WORK TO BE COMPLETED: Exactly as given, repeat all of the entries.

— begin DATA IN THIS EXERCISE —

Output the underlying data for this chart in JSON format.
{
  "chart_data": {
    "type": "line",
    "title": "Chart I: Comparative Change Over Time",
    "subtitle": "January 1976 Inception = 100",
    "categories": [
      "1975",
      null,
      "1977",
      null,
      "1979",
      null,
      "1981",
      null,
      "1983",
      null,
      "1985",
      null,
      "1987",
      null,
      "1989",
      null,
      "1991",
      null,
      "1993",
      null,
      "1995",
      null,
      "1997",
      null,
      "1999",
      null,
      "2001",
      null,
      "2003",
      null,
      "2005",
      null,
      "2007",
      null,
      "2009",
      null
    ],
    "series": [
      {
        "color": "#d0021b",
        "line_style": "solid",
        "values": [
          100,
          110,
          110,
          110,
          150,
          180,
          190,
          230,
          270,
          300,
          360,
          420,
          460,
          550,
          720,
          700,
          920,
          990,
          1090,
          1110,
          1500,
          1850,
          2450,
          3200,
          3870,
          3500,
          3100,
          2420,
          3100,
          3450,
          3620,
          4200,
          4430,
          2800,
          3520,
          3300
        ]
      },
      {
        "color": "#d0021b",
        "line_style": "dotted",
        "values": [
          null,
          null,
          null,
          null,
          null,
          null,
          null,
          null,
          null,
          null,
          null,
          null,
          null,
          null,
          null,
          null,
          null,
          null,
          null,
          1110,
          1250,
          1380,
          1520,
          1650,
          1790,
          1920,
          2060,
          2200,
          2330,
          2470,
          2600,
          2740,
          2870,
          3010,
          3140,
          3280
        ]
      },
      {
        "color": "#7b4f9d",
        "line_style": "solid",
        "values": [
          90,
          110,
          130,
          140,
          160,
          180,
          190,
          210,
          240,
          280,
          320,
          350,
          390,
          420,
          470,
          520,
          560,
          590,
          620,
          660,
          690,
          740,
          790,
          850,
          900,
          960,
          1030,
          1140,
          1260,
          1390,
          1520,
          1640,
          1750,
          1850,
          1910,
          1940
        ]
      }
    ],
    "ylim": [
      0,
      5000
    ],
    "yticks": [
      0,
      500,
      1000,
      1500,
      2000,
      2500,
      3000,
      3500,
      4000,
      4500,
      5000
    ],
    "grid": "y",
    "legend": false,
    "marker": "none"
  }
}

— end DATA IN THIS EXERCISE —

RESPONSE TO THE TASK:
Output the underlying data for this chart in JSON format.
{
  "chart_data": {
    "type": "line",
    "title": "Chart I: Comparative Change Over Time",
    "subtitle": "January 1976 Inception = 100",
    "categories": [
      "1975",
      null,
      "1977",
      null,
      "1979",
      null,
      "1981",
      null,
      "1983",
      null,
      "1985",
      null,
      "1987",
      null,
      "1989",
      null,
      "1991",
      null,
      "1993",
      null,
      "1995",
      null,
      "1997",
      null,
      "1999",
      null,
      "2001",
      null,
      "2003",
      null,
      "2005",
      null,
      "2007",
      null,
      "2009",
      null
    ],
    "series": [
      {
        "color": "#d0021b",
        "line_style": "solid",
        "values": [
          100,
          110,
          110,
          110,
          150,
          180,
          190,
          230,
          270,
          300,
          360,
          420,
          460,
          550,
          720,
          700,
          920,
          990,
          1090,
          1110,
          1500,
          1850,
          2450,
          3200,
          3870,
          3500,
          3100,
          2420,
          3100,
          3450,
          3620,
          4200,
          4430,
          2800,
          3520,
          3300
        ]
      },
      {
        "color": "#d0021b",
        "line_style": "dotted",
        "values": [
          null,
          null,
          null,
          null,
          null,
          null,
          null,
          null,
          null,
          null,
          null,
          null,
          null,
          null,
          null,
          null,
          null,
          null,
          null,
          1110,
          1250,
          1380,
          1520,
          1650,
          1790,
          1920,
          2060,
          2200,
          2330,
          2470,
          2600,
          2740,
          2870,
          3010,
          3140,
          3280
        ]
      },
      {
        "color": "#7b4f9d",
        "line_style": "solid",
        "values": [
          90,
          110,
          130,
          140,
          160,
          180,
          190,
          210,
          240,
          280,
          320,
          350,
          390,
          420,
          470,
          520,
          560,
          590,
          620,
          660,
          690,
          740,
          790,
          850,
          900,
          960,
          1030,
          1140,
          1260,
          1390,
          1520,
          1640,
          1750,
          1850,
          1910,
          1940
        ]
      }
    ],
    "ylim": [
      0,
      5000
    ],
    "yticks": [
      0,
      500,
      1000,
      1500,
      2000,
      2500,
      3000,
      3500,
      4000,
      4500,
      5000
    ],
    "grid": "y",
    "legend": false,
    "marker": "none"
  }
}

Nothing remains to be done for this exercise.